**Do this:** Search the listing below for the string "name" and show each line that contains it.
[BEGIN]
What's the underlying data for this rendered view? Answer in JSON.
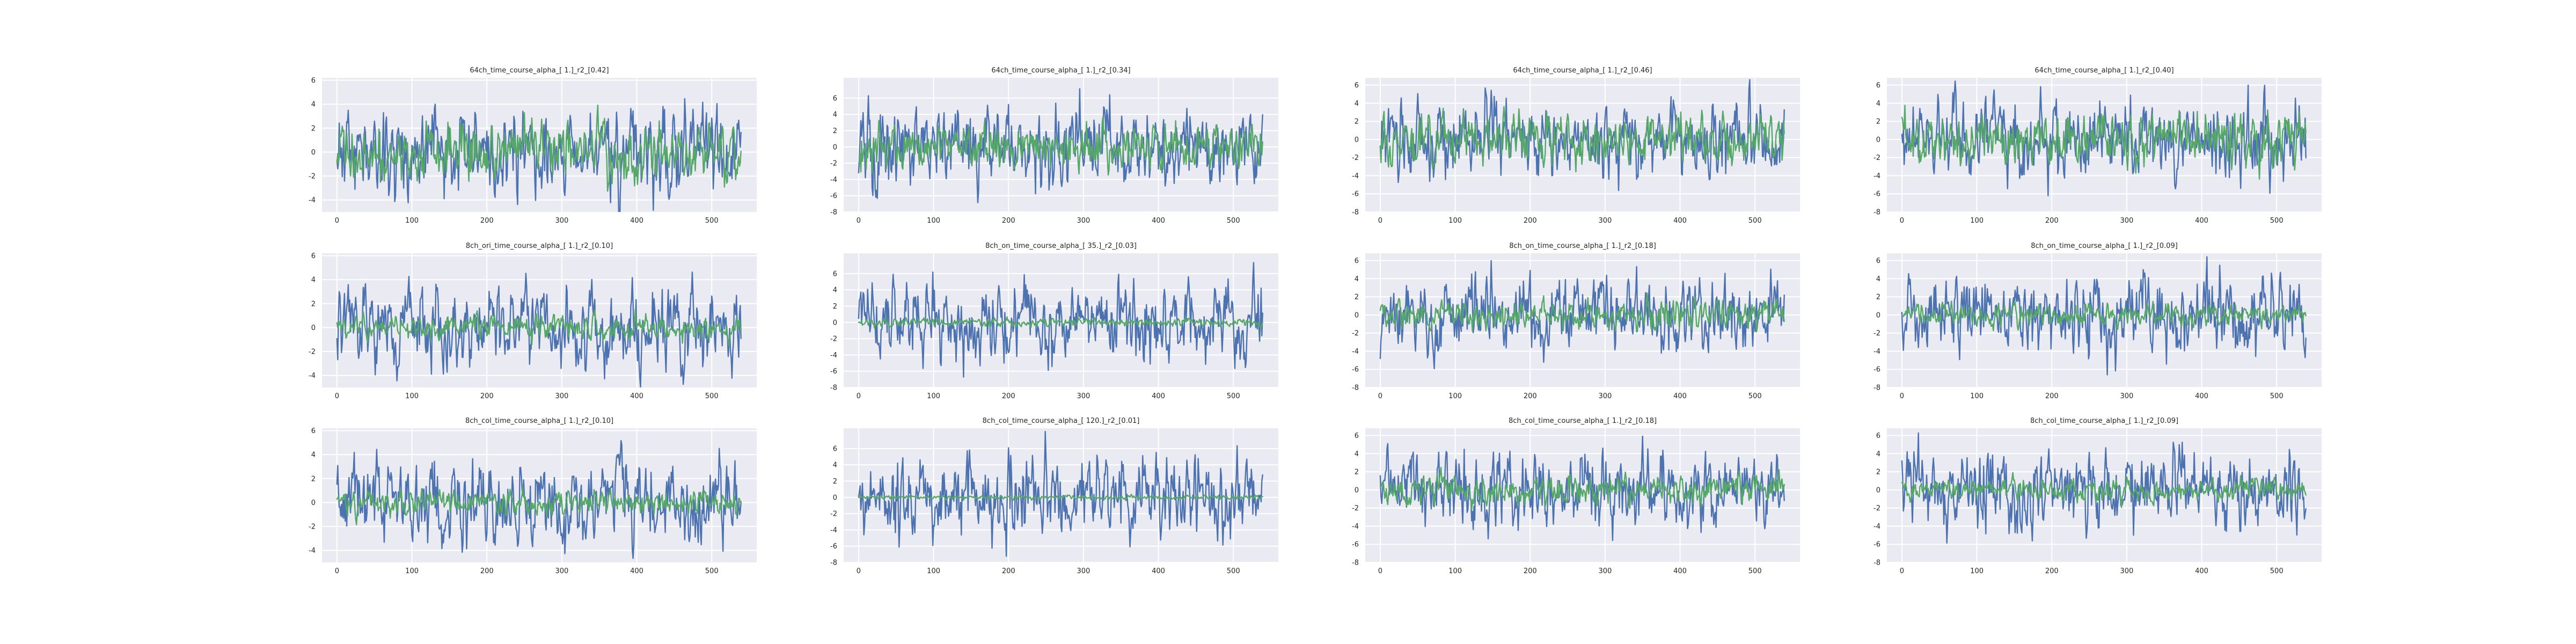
{
  "chart_data": [
    {
      "type": "line",
      "title": "64ch_time_course_alpha_[ 1.]_r2_[0.42]",
      "xlim": [
        -20,
        560
      ],
      "ylim": [
        -5,
        6.2
      ],
      "xticks": [
        0,
        100,
        200,
        300,
        400,
        500
      ],
      "yticks": [
        -4,
        -2,
        0,
        2,
        4,
        6
      ],
      "series": [
        {
          "color": "#4C72B0",
          "seed": 11,
          "amp": 1.8,
          "length": 540
        },
        {
          "color": "#55A868",
          "seed": 12,
          "amp": 1.2,
          "length": 540
        }
      ]
    },
    {
      "type": "line",
      "title": "64ch_time_course_alpha_[ 1.]_r2_[0.34]",
      "xlim": [
        -20,
        560
      ],
      "ylim": [
        -8,
        8.5
      ],
      "xticks": [
        0,
        100,
        200,
        300,
        400,
        500
      ],
      "yticks": [
        -8,
        -6,
        -4,
        -2,
        0,
        2,
        4,
        6
      ],
      "series": [
        {
          "color": "#4C72B0",
          "seed": 21,
          "amp": 2.4,
          "length": 540
        },
        {
          "color": "#55A868",
          "seed": 22,
          "amp": 1.3,
          "length": 540
        }
      ]
    },
    {
      "type": "line",
      "title": "64ch_time_course_alpha_[ 1.]_r2_[0.46]",
      "xlim": [
        -20,
        560
      ],
      "ylim": [
        -8,
        6.8
      ],
      "xticks": [
        0,
        100,
        200,
        300,
        400,
        500
      ],
      "yticks": [
        -8,
        -6,
        -4,
        -2,
        0,
        2,
        4,
        6
      ],
      "series": [
        {
          "color": "#4C72B0",
          "seed": 31,
          "amp": 2.0,
          "length": 540
        },
        {
          "color": "#55A868",
          "seed": 32,
          "amp": 1.4,
          "length": 540
        }
      ]
    },
    {
      "type": "line",
      "title": "64ch_time_course_alpha_[ 1.]_r2_[0.40]",
      "xlim": [
        -20,
        560
      ],
      "ylim": [
        -8,
        6.8
      ],
      "xticks": [
        0,
        100,
        200,
        300,
        400,
        500
      ],
      "yticks": [
        -8,
        -6,
        -4,
        -2,
        0,
        2,
        4,
        6
      ],
      "series": [
        {
          "color": "#4C72B0",
          "seed": 41,
          "amp": 2.1,
          "length": 540
        },
        {
          "color": "#55A868",
          "seed": 42,
          "amp": 1.4,
          "length": 540
        }
      ]
    },
    {
      "type": "line",
      "title": "8ch_ori_time_course_alpha_[ 1.]_r2_[0.10]",
      "xlim": [
        -20,
        560
      ],
      "ylim": [
        -5,
        6.2
      ],
      "xticks": [
        0,
        100,
        200,
        300,
        400,
        500
      ],
      "yticks": [
        -4,
        -2,
        0,
        2,
        4,
        6
      ],
      "series": [
        {
          "color": "#4C72B0",
          "seed": 51,
          "amp": 1.8,
          "length": 540
        },
        {
          "color": "#55A868",
          "seed": 52,
          "amp": 0.5,
          "length": 540
        }
      ]
    },
    {
      "type": "line",
      "title": "8ch_on_time_course_alpha_[ 35.]_r2_[0.03]",
      "xlim": [
        -20,
        560
      ],
      "ylim": [
        -8,
        8.5
      ],
      "xticks": [
        0,
        100,
        200,
        300,
        400,
        500
      ],
      "yticks": [
        -8,
        -6,
        -4,
        -2,
        0,
        2,
        4,
        6
      ],
      "series": [
        {
          "color": "#4C72B0",
          "seed": 61,
          "amp": 2.4,
          "length": 540
        },
        {
          "color": "#55A868",
          "seed": 62,
          "amp": 0.25,
          "length": 540
        }
      ]
    },
    {
      "type": "line",
      "title": "8ch_on_time_course_alpha_[ 1.]_r2_[0.18]",
      "xlim": [
        -20,
        560
      ],
      "ylim": [
        -8,
        6.8
      ],
      "xticks": [
        0,
        100,
        200,
        300,
        400,
        500
      ],
      "yticks": [
        -8,
        -6,
        -4,
        -2,
        0,
        2,
        4,
        6
      ],
      "series": [
        {
          "color": "#4C72B0",
          "seed": 71,
          "amp": 2.0,
          "length": 540
        },
        {
          "color": "#55A868",
          "seed": 72,
          "amp": 0.8,
          "length": 540
        }
      ]
    },
    {
      "type": "line",
      "title": "8ch_on_time_course_alpha_[ 1.]_r2_[0.09]",
      "xlim": [
        -20,
        560
      ],
      "ylim": [
        -8,
        6.8
      ],
      "xticks": [
        0,
        100,
        200,
        300,
        400,
        500
      ],
      "yticks": [
        -8,
        -6,
        -4,
        -2,
        0,
        2,
        4,
        6
      ],
      "series": [
        {
          "color": "#4C72B0",
          "seed": 81,
          "amp": 2.1,
          "length": 540
        },
        {
          "color": "#55A868",
          "seed": 82,
          "amp": 0.6,
          "length": 540
        }
      ]
    },
    {
      "type": "line",
      "title": "8ch_col_time_course_alpha_[ 1.]_r2_[0.10]",
      "xlim": [
        -20,
        560
      ],
      "ylim": [
        -5,
        6.2
      ],
      "xticks": [
        0,
        100,
        200,
        300,
        400,
        500
      ],
      "yticks": [
        -4,
        -2,
        0,
        2,
        4,
        6
      ],
      "series": [
        {
          "color": "#4C72B0",
          "seed": 91,
          "amp": 1.8,
          "length": 540
        },
        {
          "color": "#55A868",
          "seed": 92,
          "amp": 0.5,
          "length": 540
        }
      ]
    },
    {
      "type": "line",
      "title": "8ch_col_time_course_alpha_[ 120.]_r2_[0.01]",
      "xlim": [
        -20,
        560
      ],
      "ylim": [
        -8,
        8.5
      ],
      "xticks": [
        0,
        100,
        200,
        300,
        400,
        500
      ],
      "yticks": [
        -8,
        -6,
        -4,
        -2,
        0,
        2,
        4,
        6
      ],
      "series": [
        {
          "color": "#4C72B0",
          "seed": 101,
          "amp": 2.4,
          "length": 540
        },
        {
          "color": "#55A868",
          "seed": 102,
          "amp": 0.12,
          "length": 540
        }
      ]
    },
    {
      "type": "line",
      "title": "8ch_col_time_course_alpha_[ 1.]_r2_[0.18]",
      "xlim": [
        -20,
        560
      ],
      "ylim": [
        -8,
        6.8
      ],
      "xticks": [
        0,
        100,
        200,
        300,
        400,
        500
      ],
      "yticks": [
        -8,
        -6,
        -4,
        -2,
        0,
        2,
        4,
        6
      ],
      "series": [
        {
          "color": "#4C72B0",
          "seed": 111,
          "amp": 2.0,
          "length": 540
        },
        {
          "color": "#55A868",
          "seed": 112,
          "amp": 0.8,
          "length": 540
        }
      ]
    },
    {
      "type": "line",
      "title": "8ch_col_time_course_alpha_[ 1.]_r2_[0.09]",
      "xlim": [
        -20,
        560
      ],
      "ylim": [
        -8,
        6.8
      ],
      "xticks": [
        0,
        100,
        200,
        300,
        400,
        500
      ],
      "yticks": [
        -8,
        -6,
        -4,
        -2,
        0,
        2,
        4,
        6
      ],
      "series": [
        {
          "color": "#4C72B0",
          "seed": 121,
          "amp": 2.1,
          "length": 540
        },
        {
          "color": "#55A868",
          "seed": 122,
          "amp": 0.6,
          "length": 540
        }
      ]
    }
  ]
}
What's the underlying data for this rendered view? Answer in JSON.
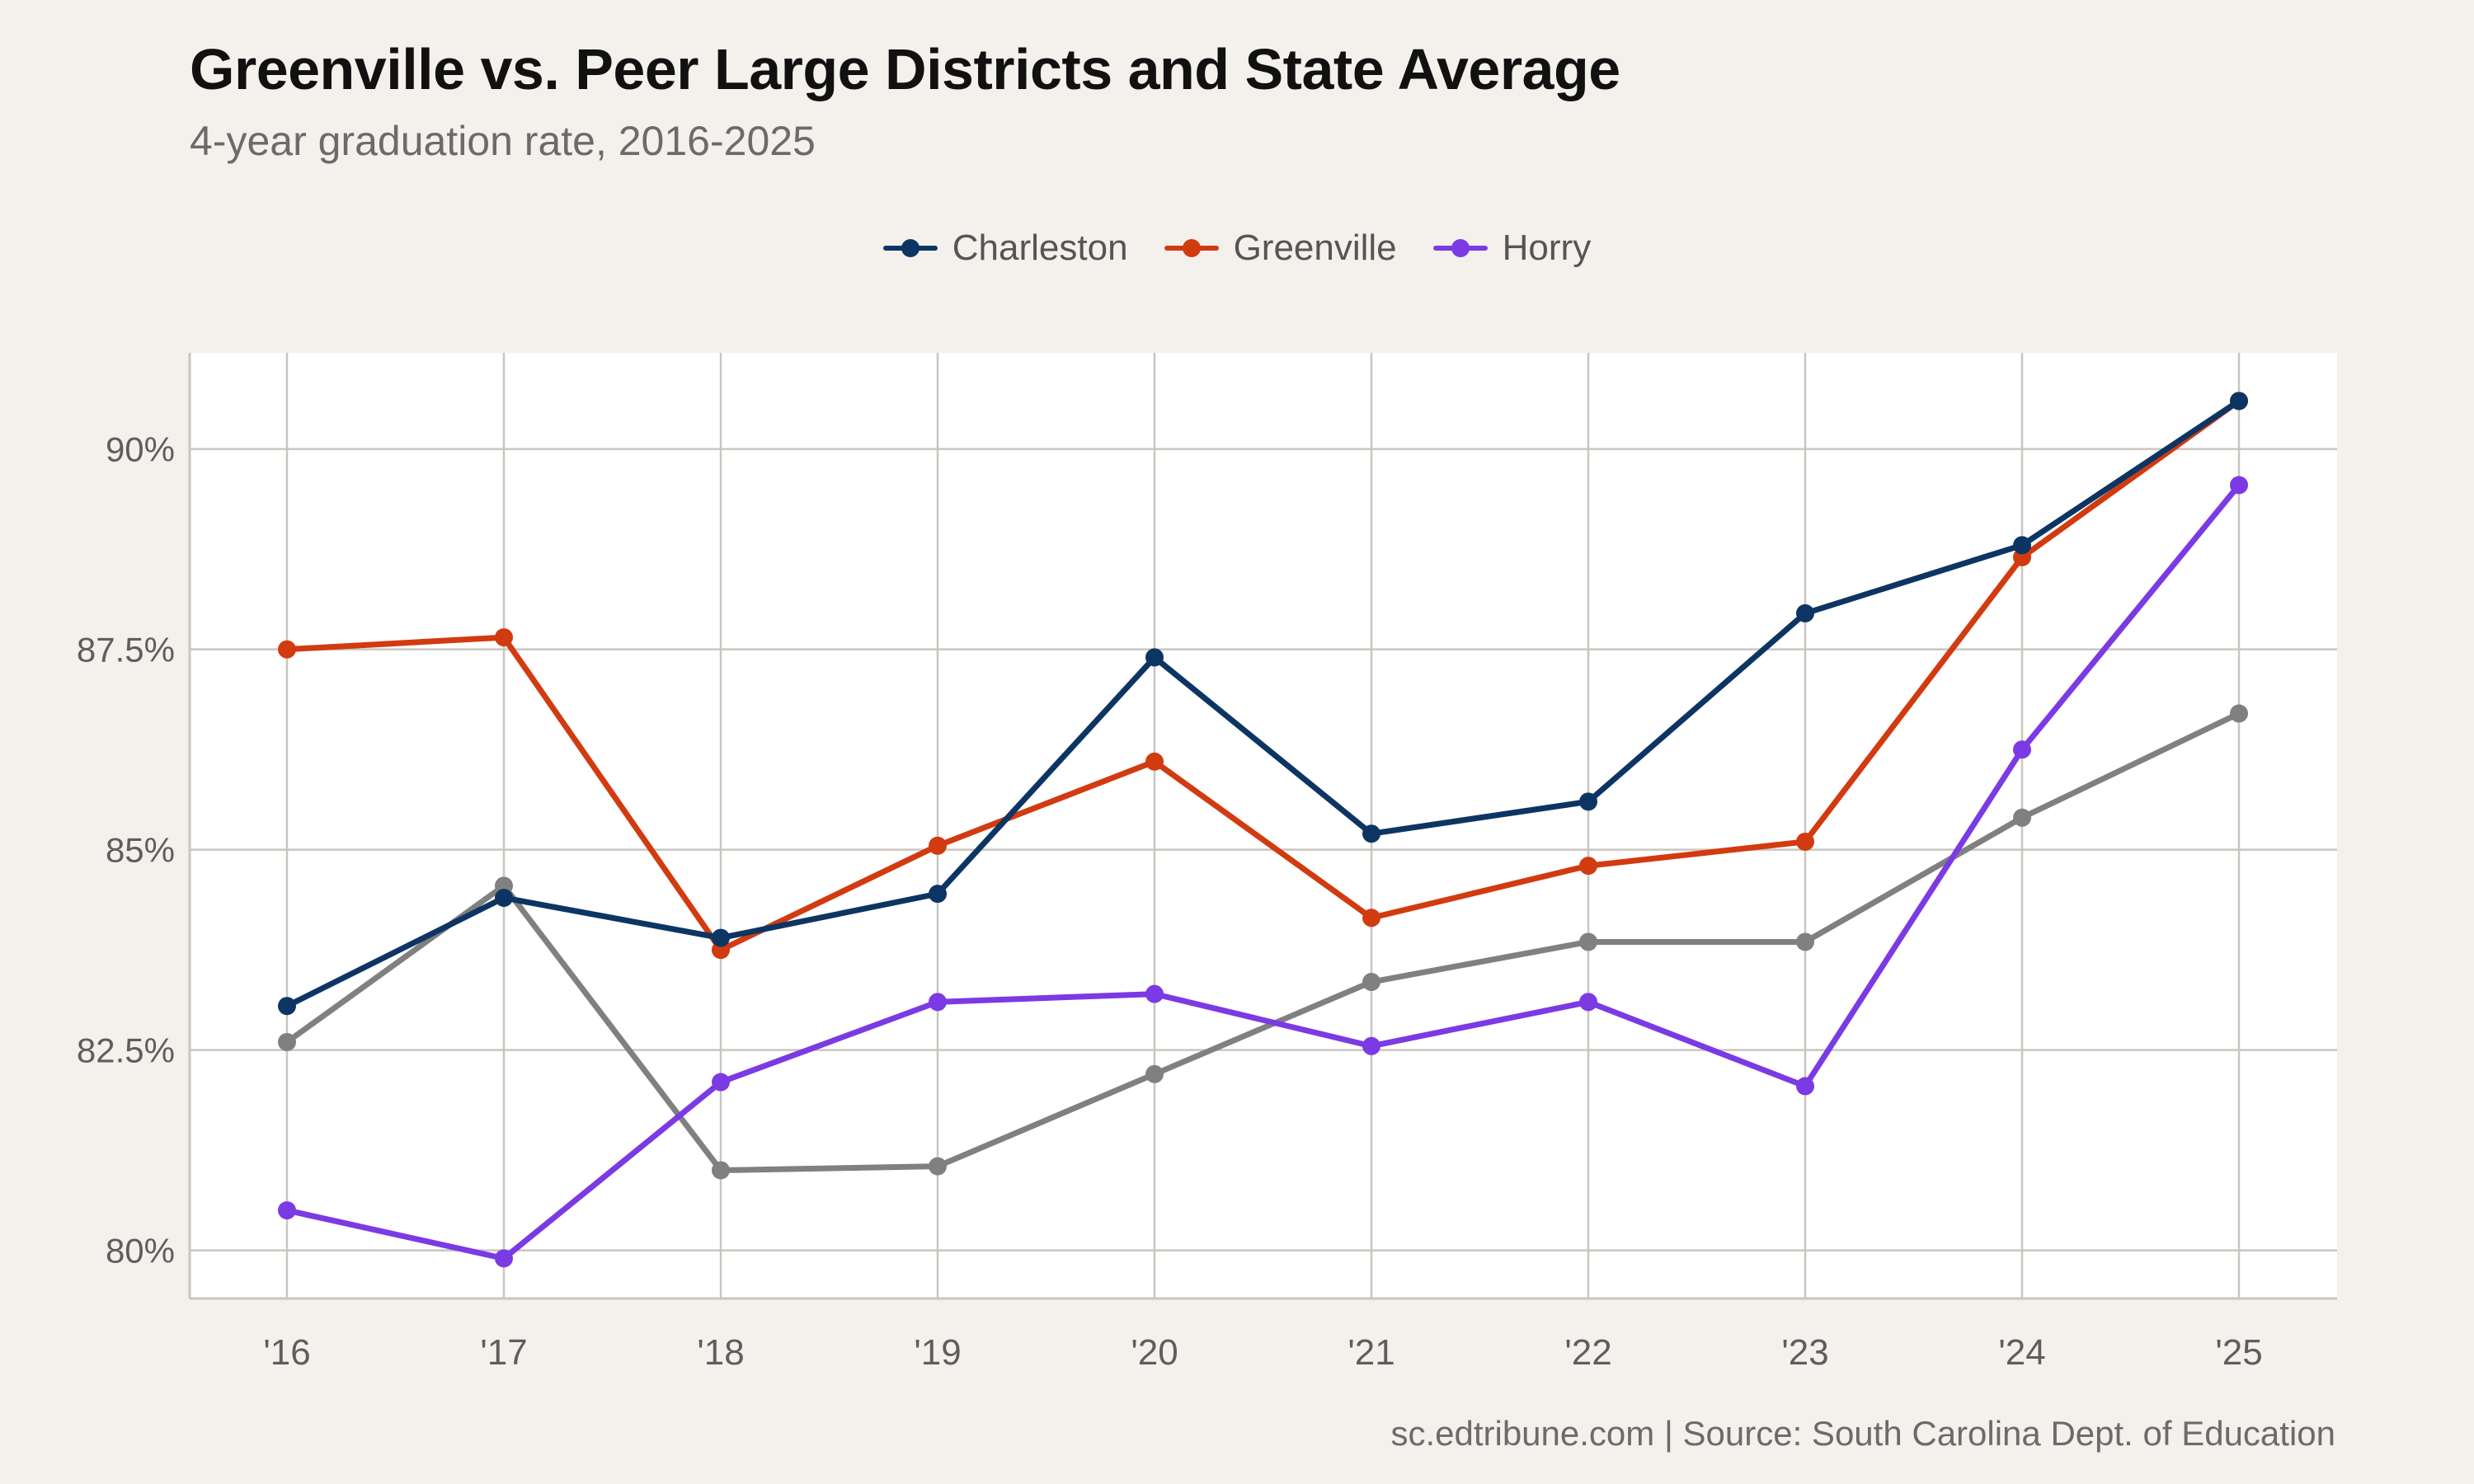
{
  "header": {
    "title": "Greenville vs. Peer Large Districts and State Average",
    "subtitle": "4-year graduation rate, 2016-2025"
  },
  "caption": "sc.edtribune.com | Source: South Carolina Dept. of Education",
  "colors": {
    "background": "#f4f1ec",
    "panel": "#ffffff",
    "grid": "#c9c6bf",
    "charleston": "#0d3563",
    "greenville": "#d23a10",
    "horry": "#7b3ae4",
    "state": "#808080"
  },
  "chart_data": {
    "type": "line",
    "x": [
      "'16",
      "'17",
      "'18",
      "'19",
      "'20",
      "'21",
      "'22",
      "'23",
      "'24",
      "'25"
    ],
    "ylim": [
      79.4,
      91.2
    ],
    "yticks": [
      80,
      82.5,
      85,
      87.5,
      90
    ],
    "ytick_labels": [
      "80%",
      "82.5%",
      "85%",
      "87.5%",
      "90%"
    ],
    "grid": true,
    "legend_position": "top-center",
    "series": [
      {
        "name": "",
        "color_key": "state",
        "in_legend": false,
        "values": [
          82.6,
          84.55,
          81.0,
          81.05,
          82.2,
          83.35,
          83.85,
          83.85,
          85.4,
          86.7
        ]
      },
      {
        "name": "Horry",
        "color_key": "horry",
        "in_legend": true,
        "values": [
          80.5,
          79.9,
          82.1,
          83.1,
          83.2,
          82.55,
          83.1,
          82.05,
          86.25,
          89.55
        ]
      },
      {
        "name": "Greenville",
        "color_key": "greenville",
        "in_legend": true,
        "values": [
          87.5,
          87.65,
          83.75,
          85.05,
          86.1,
          84.15,
          84.8,
          85.1,
          88.65,
          90.6
        ]
      },
      {
        "name": "Charleston",
        "color_key": "charleston",
        "in_legend": true,
        "values": [
          83.05,
          84.4,
          83.9,
          84.45,
          87.4,
          85.2,
          85.6,
          87.95,
          88.8,
          90.6
        ]
      }
    ],
    "legend_order": [
      "Charleston",
      "Greenville",
      "Horry"
    ]
  }
}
[END]
**Worked solution:**
        "name": "",
        "name": "Horry",
        "name": "Greenville",
        "name": "Charleston",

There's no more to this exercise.